# TASK TO COMPLETE
Filter the records below for the word "品学兼优". Copy each line that holds it.

# INPUT FOR THIS TASK
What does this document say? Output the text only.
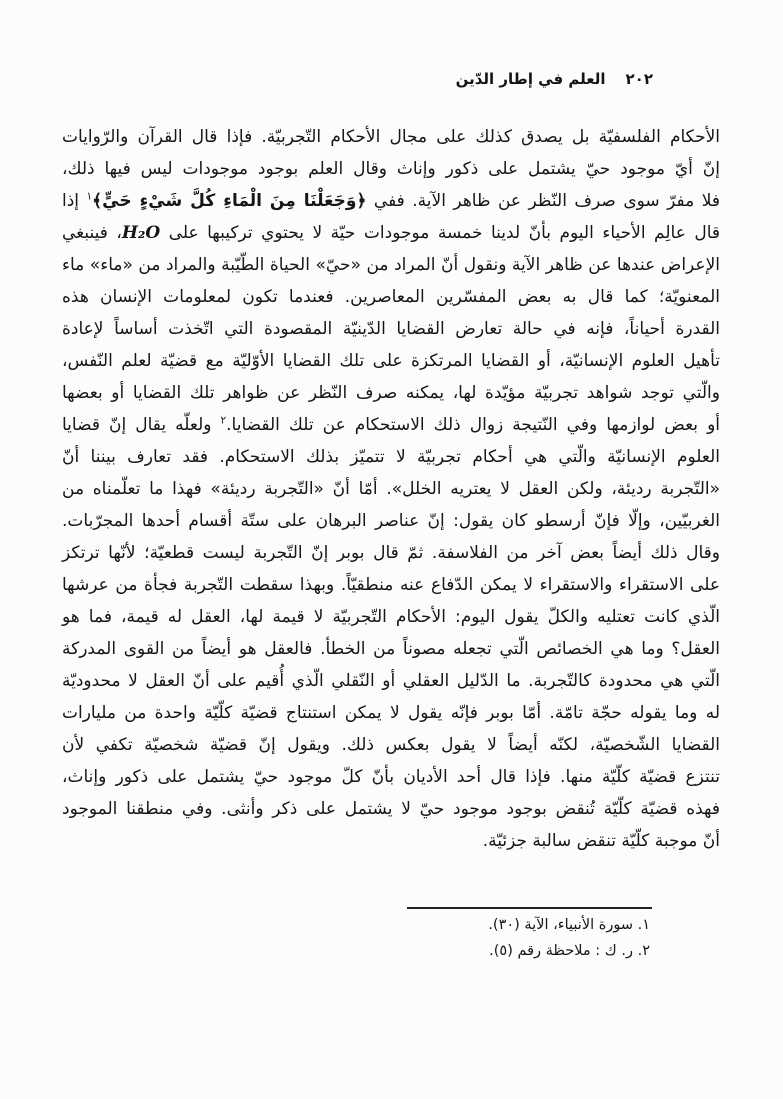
٢٠٢
العلم في إطار الدّين
الأحكام الفلسفيّة بل يصدق كذلك على مجال الأحكام التّجربيّة. فإذا قال القرآن والرّوايات
إنّ أيّ موجود حيّ يشتمل على ذكور وإناث وقال العلم بوجود موجودات ليس فيها ذلك،
فلا مفرّ سوى صرف النّظر عن ظاهر الآية. ففي ﴿وَجَعَلْنَا مِنَ الْمَاءِ كُلَّ شَيْءٍ حَيٍّ﴾$^١$ إذا
قال عالِم الأحياء اليوم بأنّ لدينا خمسة موجودات حيّة لا يحتوي تركيبها على H₂O، فينبغي
الإعراض عندها عن ظاهر الآية ونقول أنّ المراد من «حيّ» الحياة الطّيّبة والمراد من «ماء» ماء
المعنويّة؛ كما قال به بعض المفسّرين المعاصرين. فعندما تكون لمعلومات الإنسان هذه
القدرة أحياناً، فإنه في حالة تعارض القضايا الدّينيّة المقصودة التي اتّخذت أساساً لإعادة
تأهيل العلوم الإنسانيّة، أو القضايا المرتكزة على تلك القضايا الأوّليّة مع قضيّة لعلم النّفس،
والّتي توجد شواهد تجربيّة مؤيّدة لها، يمكنه صرف النّظر عن ظواهر تلك القضايا أو بعضها
أو بعض لوازمها وفي النّتيجة زوال ذلك الاستحكام عن تلك القضايا.$^٢$ ولعلّه يقال إنّ قضايا
العلوم الإنسانيّة والّتي هي أحكام تجربيّة لا تتميّز بذلك الاستحكام. فقد تعارف بيننا أنّ
«التّجربة رديئة، ولكن العقل لا يعتريه الخلل». أمّا أنّ «التّجربة رديئة» فهذا ما تعلّمناه من
الغربيّين، وإلّا فإنّ أرسطو كان يقول: إنّ عناصر البرهان على ستّة أقسام أحدها المجرّبات.
وقال ذلك أيضاً بعض آخر من الفلاسفة. ثمّ قال بوبر إنّ التّجربة ليست قطعيّة؛ لأنّها ترتكز
على الاستقراء والاستقراء لا يمكن الدّفاع عنه منطقيّاً. وبهذا سقطت التّجربة فجأة من عرشها
الّذي كانت تعتليه والكلّ يقول اليوم: الأحكام التّجربيّة لا قيمة لها، العقل له قيمة، فما هو
العقل؟ وما هي الخصائص الّتي تجعله مصوناً من الخطأ. فالعقل هو أيضاً من القوى المدركة
الّتي هي محدودة كالتّجربة. ما الدّليل العقلي أو النّقلي الّذي أُقيم على أنّ العقل لا محدوديّة
له وما يقوله حجّة تامّة. أمّا بوبر فإنّه يقول لا يمكن استنتاج قضيّة كلّيّة واحدة من مليارات
القضايا الشّخصيّة، لكنّه أيضاً لا يقول بعكس ذلك. ويقول إنّ قضيّة شخصيّة تكفي لأن
تنتزع قضيّة كلّيّة منها. فإذا قال أحد الأديان بأنّ كلّ موجود حيّ يشتمل على ذكور وإناث،
فهذه قضيّة كلّيّة تُنقض بوجود موجود حيّ لا يشتمل على ذكر وأنثى. وفي منطقنا الموجود
أنّ موجبة كلّيّة تنقض سالبة جزئيّة.
١. سورة الأنبياء، الآية (٣٠).
٢. ر. ك : ملاحظة رقم (٥).
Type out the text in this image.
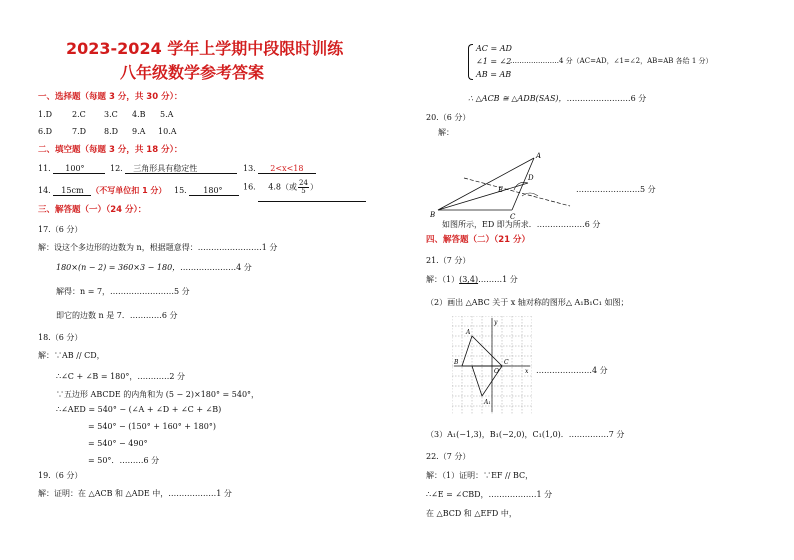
2023-2024 学年上学期中段限时训练
八年级数学参考答案
一、选择题（每题 3 分，共 30 分）：
1.D 2.C 3.C 4.B 5.A
6.D 7.D 8.D 9.A 10.A
二、填空题（每题 3 分，共 18 分）：
11. 100°	12. 三角形具有稳定性	13. 2<x<18
14. 15cm （不写单位扣 1 分） 15. 180°	16. 4.8（或 $\frac{24}{5}$ ）
三、解答题（一）（24 分）：
17.（6 分）
解：设这个多边形的边数为 n，根据题意得：……………………1 分
180×(n − 2) = 360×3 − 180，…………………4 分
解得：n = 7，……………………5 分
即它的边数 n 是 7．…………6 分
18.（6 分）
解：∵AB // CD，
∴∠C + ∠B = 180°，…………2 分
∵五边形 ABCDE 的内角和为 (5 − 2)×180° = 540°，
∴∠AED = 540° − (∠A + ∠D + ∠C + ∠B)
= 540° − (150° + 160° + 180°)
= 540° − 490°
= 50°．………6 分
19.（6 分）
解：证明：在 △ACB 和 △ADE 中，………………1 分
AC = AD
∠1 = ∠2
AB = AB
…………………4 分（AC=AD，∠1=∠2，AB=AB 各给 1 分）
∴ △ACB ≅ △ADB(SAS)，……………………6 分
20.（6 分）
解：
A
B	C
D
E	……………………5 分
如图所示，ED 即为所求．………………6 分
四、解答题（二）（21 分）
21.（7 分）
解：（1）(3,4)………1 分
（2）画出 △ABC 关于 x 轴对称的图形△ A₁B₁C₁ 如图；
y
x
O
A
B	C
A₁
…………………4 分
（3）A₁(−1,3)，B₁(−2,0)，C₁(1,0)．……………7 分
22.（7 分）
解：（1）证明：∵EF // BC，
∴∠E = ∠CBD，………………1 分
在 △BCD 和 △EFD 中，
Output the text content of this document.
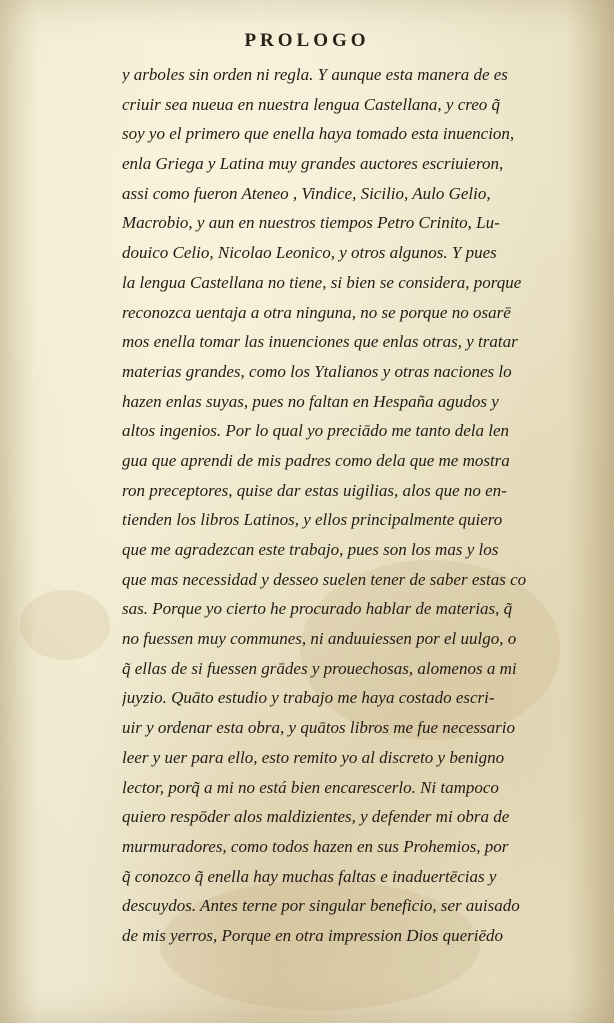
PROLOGO
y arboles sin orden ni regla. Y aunque esta manera de es
criuir sea nueua en nuestra lengua Castellana, y creo q̃
soy yo el primero que enella haya tomado esta inuencion,
enla Griega y Latina muy grandes auctores escriuieron,
assi como fueron Ateneo , Vindice, Sicilio, Aulo Gelio,
Macrobio, y aun en nuestros tiempos Petro Crinito, Lu-
douico Celio, Nicolao Leonico, y otros algunos. Y pues
la lengua Castellana no tiene, si bien se considera, porque
reconozca uentaja a otra ninguna, no se porque no osarē
mos enella tomar las inuenciones que enlas otras, y tratar
materias grandes, como los Ytalianos y otras naciones lo
hazen enlas suyas, pues no faltan en Hespaña agudos y
altos ingenios. Por lo qual yo preciādo me tanto dela len
gua que aprendi de mis padres como dela que me mostra
ron preceptores, quise dar estas uigilias, alos que no en-
tienden los libros Latinos, y ellos principalmente quiero
que me agradezcan este trabajo, pues son los mas y los
que mas necessidad y desseo suelen tener de saber estas co
sas. Porque yo cierto he procurado hablar de materias, q̃
no fuessen muy communes, ni anduuiessen por el uulgo, o
q̃ ellas de si fuessen grādes y prouechosas, alomenos a mi
juyzio. Quāto estudio y trabajo me haya costado escri-
uir y ordenar esta obra, y quātos libros me fue necessario
leer y uer para ello, esto remito yo al discreto y benigno
lector, porq̃ a mi no está bien encarescerlo. Ni tampoco
quiero respōder alos maldizientes, y defender mi obra de
murmuradores, como todos hazen en sus Prohemios, por
q̃ conozco q̃ enella hay muchas faltas e inaduertēcias y
descuydos. Antes terne por singular beneficio, ser auisado
de mis yerros, Porque en otra impression Dios queriēdo
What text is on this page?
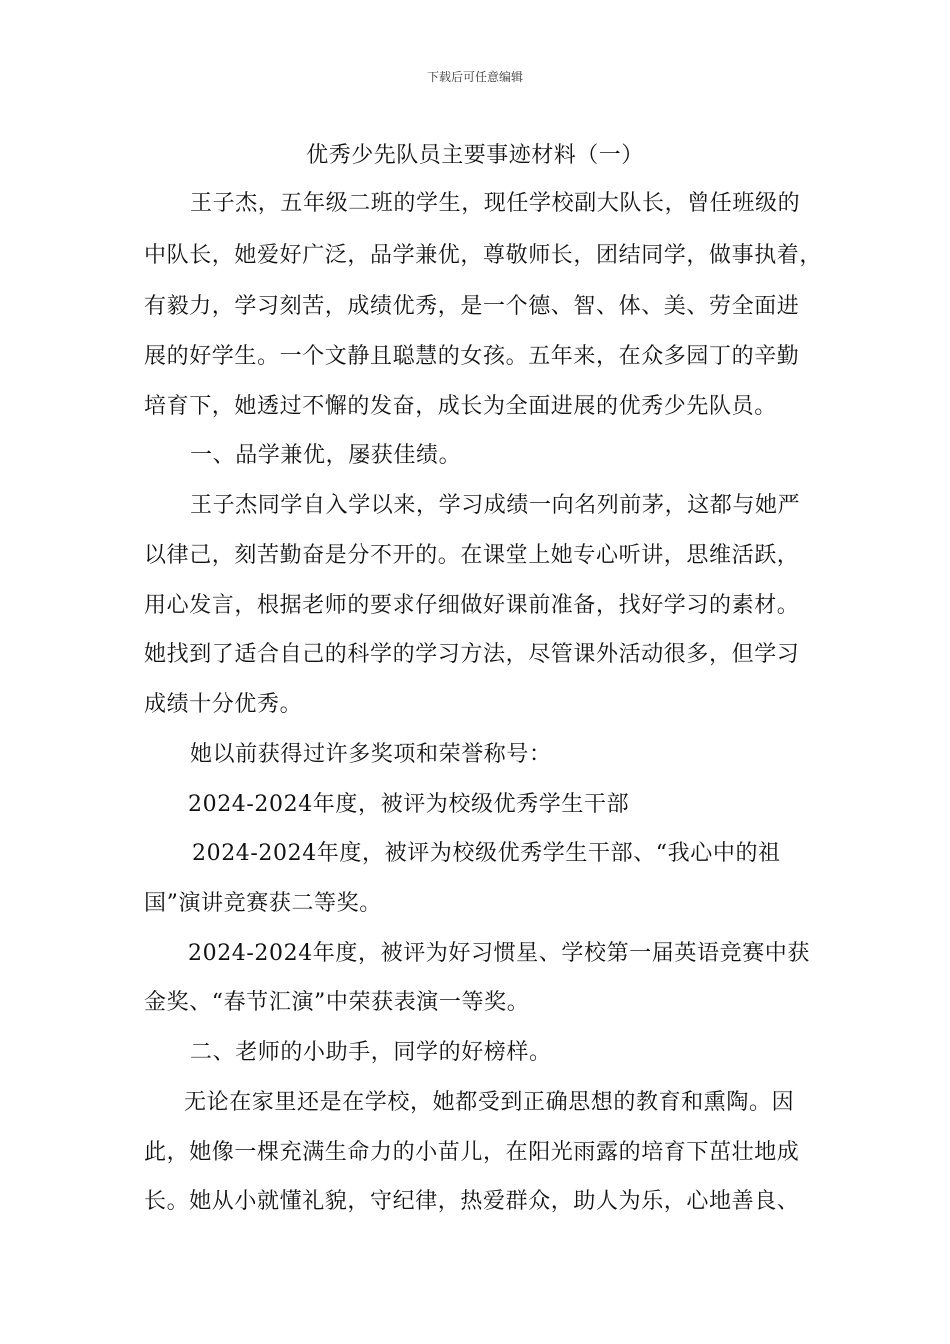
下载后可任意编辑
优秀少先队员主要事迹材料（一）
王子杰，五年级二班的学生，现任学校副大队长，曾任班级的
中队长，她爱好广泛，品学兼优，尊敬师长，团结同学，做事执着，
有毅力，学习刻苦，成绩优秀，是一个德、智、体、美、劳全面进
展的好学生。一个文静且聪慧的女孩。五年来，在众多园丁的辛勤
培育下，她透过不懈的发奋，成长为全面进展的优秀少先队员。
一、品学兼优，屡获佳绩。
王子杰同学自入学以来，学习成绩一向名列前茅，这都与她严
以律己，刻苦勤奋是分不开的。在课堂上她专心听讲，思维活跃，
用心发言，根据老师的要求仔细做好课前准备，找好学习的素材。
她找到了适合自己的科学的学习方法，尽管课外活动很多，但学习
成绩十分优秀。
她以前获得过许多奖项和荣誉称号：
2024-2024年度，被评为校级优秀学生干部
2024-2024年度，被评为校级优秀学生干部、“我心中的祖
国”演讲竞赛获二等奖。
2024-2024年度，被评为好习惯星、学校第一届英语竞赛中获
金奖、“春节汇演”中荣获表演一等奖。
二、老师的小助手，同学的好榜样。
无论在家里还是在学校，她都受到正确思想的教育和熏陶。因
此，她像一棵充满生命力的小苗儿，在阳光雨露的培育下茁壮地成
长。她从小就懂礼貌，守纪律，热爱群众，助人为乐，心地善良、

# RESULT
中队长，她爱好广泛，品学兼优，尊敬师长，团结同学，做事执着，
一、品学兼优，屡获佳绩。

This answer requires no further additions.